-- SOURCE DOCUMENT --

Ortiz received injuries in Iraq in late 2008 and has been receiving care for the past nine months at NMCSD.
Project C.A.R.E. helps traumatically wounded service members who have experienced severe disfigurement recover by providing emotional support along with surgical and non-surgical care in an effort to improve appearance and restore function. As a result of combat trauma and training accidents, a great number of service members suffer major life altering injuries and have often undergone numerous surgeries. Through dermatologic and plastic surgery services, service members can often recover from the emotional distress, pain and limited motions associated with extensive scarring and also enhance their self-image as a result of these aesthetic treatments. Many of these treatments are in an outpatient setting and involve the use of the latest non-invasive laser technology.
The Navy Safe Harbor program provides high quality non-medical care to all Sailors and Coast Guardsman and their families. The program provides services such as: pay and personnel assistance, invitational travel orders, lodging and housing adaptation, child and youth programs, transportation needs, legal and guardianship guidance, education and training benefits, commissary and exchange access, respite care and traumatic brain injury and post-traumatic stress disorder support services.

-- SOURCE INFORMATION --
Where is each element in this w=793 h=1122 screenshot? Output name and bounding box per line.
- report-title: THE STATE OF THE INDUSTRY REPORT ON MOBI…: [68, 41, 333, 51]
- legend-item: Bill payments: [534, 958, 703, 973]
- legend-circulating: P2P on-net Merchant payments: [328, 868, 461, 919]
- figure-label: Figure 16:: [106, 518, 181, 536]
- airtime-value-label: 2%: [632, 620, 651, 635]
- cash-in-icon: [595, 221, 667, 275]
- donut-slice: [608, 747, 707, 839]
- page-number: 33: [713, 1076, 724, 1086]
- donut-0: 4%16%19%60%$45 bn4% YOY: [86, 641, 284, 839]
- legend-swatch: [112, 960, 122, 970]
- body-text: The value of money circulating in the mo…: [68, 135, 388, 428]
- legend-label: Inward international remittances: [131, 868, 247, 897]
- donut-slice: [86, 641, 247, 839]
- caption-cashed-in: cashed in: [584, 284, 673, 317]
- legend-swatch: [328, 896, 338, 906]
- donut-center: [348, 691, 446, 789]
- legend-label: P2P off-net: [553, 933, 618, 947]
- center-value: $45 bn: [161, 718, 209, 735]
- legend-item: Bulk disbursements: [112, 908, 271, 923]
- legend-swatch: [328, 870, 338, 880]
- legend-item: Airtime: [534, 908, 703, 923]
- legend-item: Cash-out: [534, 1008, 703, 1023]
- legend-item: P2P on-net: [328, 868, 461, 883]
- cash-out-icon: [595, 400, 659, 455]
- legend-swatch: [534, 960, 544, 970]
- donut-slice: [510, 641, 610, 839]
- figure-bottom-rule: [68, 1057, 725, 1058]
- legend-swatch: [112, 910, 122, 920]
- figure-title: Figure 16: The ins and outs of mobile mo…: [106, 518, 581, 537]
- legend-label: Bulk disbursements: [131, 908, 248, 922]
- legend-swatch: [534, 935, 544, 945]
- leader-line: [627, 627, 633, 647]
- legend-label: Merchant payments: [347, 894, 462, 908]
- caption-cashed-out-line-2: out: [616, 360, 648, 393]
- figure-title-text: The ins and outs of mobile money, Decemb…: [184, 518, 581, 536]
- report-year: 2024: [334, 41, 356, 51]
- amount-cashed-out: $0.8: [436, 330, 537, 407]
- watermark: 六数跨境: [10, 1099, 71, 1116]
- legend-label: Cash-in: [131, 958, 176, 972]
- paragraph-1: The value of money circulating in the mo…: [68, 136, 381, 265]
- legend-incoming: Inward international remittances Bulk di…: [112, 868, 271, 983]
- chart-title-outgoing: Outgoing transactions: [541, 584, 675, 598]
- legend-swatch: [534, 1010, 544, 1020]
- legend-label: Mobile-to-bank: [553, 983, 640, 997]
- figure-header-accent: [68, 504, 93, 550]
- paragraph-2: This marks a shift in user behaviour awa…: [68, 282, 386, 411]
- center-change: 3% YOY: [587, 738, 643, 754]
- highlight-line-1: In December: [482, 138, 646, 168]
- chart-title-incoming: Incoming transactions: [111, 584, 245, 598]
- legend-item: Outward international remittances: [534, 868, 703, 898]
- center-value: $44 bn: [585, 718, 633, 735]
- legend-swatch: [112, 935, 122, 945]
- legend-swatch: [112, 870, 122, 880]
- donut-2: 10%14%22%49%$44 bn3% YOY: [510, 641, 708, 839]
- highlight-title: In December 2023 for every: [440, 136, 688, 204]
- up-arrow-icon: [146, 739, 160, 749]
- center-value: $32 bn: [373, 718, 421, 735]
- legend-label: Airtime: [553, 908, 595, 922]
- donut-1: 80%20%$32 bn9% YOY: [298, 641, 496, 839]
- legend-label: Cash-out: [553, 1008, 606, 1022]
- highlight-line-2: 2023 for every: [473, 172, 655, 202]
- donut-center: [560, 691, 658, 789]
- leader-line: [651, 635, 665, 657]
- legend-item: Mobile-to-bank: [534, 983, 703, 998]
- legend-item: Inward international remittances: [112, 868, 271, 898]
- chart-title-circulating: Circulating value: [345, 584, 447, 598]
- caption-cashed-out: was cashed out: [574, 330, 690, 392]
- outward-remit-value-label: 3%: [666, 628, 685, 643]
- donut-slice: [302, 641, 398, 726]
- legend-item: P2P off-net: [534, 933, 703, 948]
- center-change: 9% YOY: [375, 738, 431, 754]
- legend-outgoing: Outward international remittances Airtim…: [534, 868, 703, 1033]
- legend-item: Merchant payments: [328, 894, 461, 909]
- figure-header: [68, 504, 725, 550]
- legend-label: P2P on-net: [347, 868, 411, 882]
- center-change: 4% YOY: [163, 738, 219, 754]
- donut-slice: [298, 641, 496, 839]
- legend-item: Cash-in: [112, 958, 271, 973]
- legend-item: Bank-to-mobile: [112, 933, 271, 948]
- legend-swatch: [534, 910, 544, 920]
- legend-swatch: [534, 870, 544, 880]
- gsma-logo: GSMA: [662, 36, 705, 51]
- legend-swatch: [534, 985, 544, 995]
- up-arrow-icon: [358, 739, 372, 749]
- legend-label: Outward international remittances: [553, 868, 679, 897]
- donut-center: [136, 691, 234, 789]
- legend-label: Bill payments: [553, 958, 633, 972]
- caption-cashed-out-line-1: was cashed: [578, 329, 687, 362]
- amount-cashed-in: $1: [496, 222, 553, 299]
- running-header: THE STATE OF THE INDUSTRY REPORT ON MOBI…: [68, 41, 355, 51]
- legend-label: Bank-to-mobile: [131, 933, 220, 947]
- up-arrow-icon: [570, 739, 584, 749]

-- WORK TO COMPLETE --
A - In the passage on care for wounded service members, translate this sentence into Spanish: "Ortiz received injuries in Iraq in late 2008 and has been receiving care for the past nine months at NMCSD."
B - Rewrite the stretch of the passage on care for wounded service members from "The Navy Safe" through "disorder support services.", swapping "families" for "dependents".
C - According to the passage on care for wounded service members, what kind of technology do many of the Project C.A.R.E. treatments use?

-- TASK RESULTS --
A - Ortiz resultó herido en Irak a finales de 2008 y ha estado recibiendo atención durante los últimos nueve meses en el NMCSD.

B -
The Navy Safe Harbor program provides high quality non-medical care to all Sailors and Coast Guardsman and their dependents. The program provides services such as: pay and personnel assistance, invitational travel orders, lodging and housing adaptation, child and youth programs, transportation needs, legal and guardianship guidance, education and training benefits, commissary and exchange access, respite care and traumatic brain injury and post-traumatic stress disorder support services.

C - The latest non-invasive laser technology.